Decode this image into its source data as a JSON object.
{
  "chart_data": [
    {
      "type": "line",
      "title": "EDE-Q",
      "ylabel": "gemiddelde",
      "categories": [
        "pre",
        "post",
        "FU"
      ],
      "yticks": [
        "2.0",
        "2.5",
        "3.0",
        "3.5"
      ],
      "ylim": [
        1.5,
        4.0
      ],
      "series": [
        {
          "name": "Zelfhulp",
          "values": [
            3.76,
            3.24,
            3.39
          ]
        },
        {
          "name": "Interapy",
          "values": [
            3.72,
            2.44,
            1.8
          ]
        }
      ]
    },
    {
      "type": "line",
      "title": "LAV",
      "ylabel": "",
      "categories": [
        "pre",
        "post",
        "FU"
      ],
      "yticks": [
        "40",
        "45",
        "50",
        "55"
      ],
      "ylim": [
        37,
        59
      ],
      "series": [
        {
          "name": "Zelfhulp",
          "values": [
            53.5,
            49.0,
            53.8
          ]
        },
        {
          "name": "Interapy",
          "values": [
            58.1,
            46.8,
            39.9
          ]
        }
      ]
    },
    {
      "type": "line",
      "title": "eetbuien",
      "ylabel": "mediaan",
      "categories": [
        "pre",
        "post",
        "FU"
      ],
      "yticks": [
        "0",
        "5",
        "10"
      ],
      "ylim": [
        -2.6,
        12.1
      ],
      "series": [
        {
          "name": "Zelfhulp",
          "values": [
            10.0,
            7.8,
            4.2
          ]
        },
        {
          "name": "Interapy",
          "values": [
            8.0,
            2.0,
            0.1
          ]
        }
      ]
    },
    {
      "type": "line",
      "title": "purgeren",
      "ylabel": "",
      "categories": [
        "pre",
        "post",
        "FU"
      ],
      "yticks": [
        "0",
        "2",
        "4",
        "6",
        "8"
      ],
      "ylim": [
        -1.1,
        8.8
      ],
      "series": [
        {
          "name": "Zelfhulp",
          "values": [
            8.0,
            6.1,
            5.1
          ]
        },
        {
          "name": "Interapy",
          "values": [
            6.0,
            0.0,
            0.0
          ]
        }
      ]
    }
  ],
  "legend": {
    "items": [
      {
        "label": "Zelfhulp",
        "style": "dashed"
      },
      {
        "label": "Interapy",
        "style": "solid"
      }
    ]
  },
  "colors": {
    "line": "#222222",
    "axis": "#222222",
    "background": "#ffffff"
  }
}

----------------------------------------

Stated exercise:
Copy each line above where the string "ylabel" occurs.

The answer:
      "ylabel": "gemiddelde",
      "ylabel": "",
      "ylabel": "mediaan",
      "ylabel": "",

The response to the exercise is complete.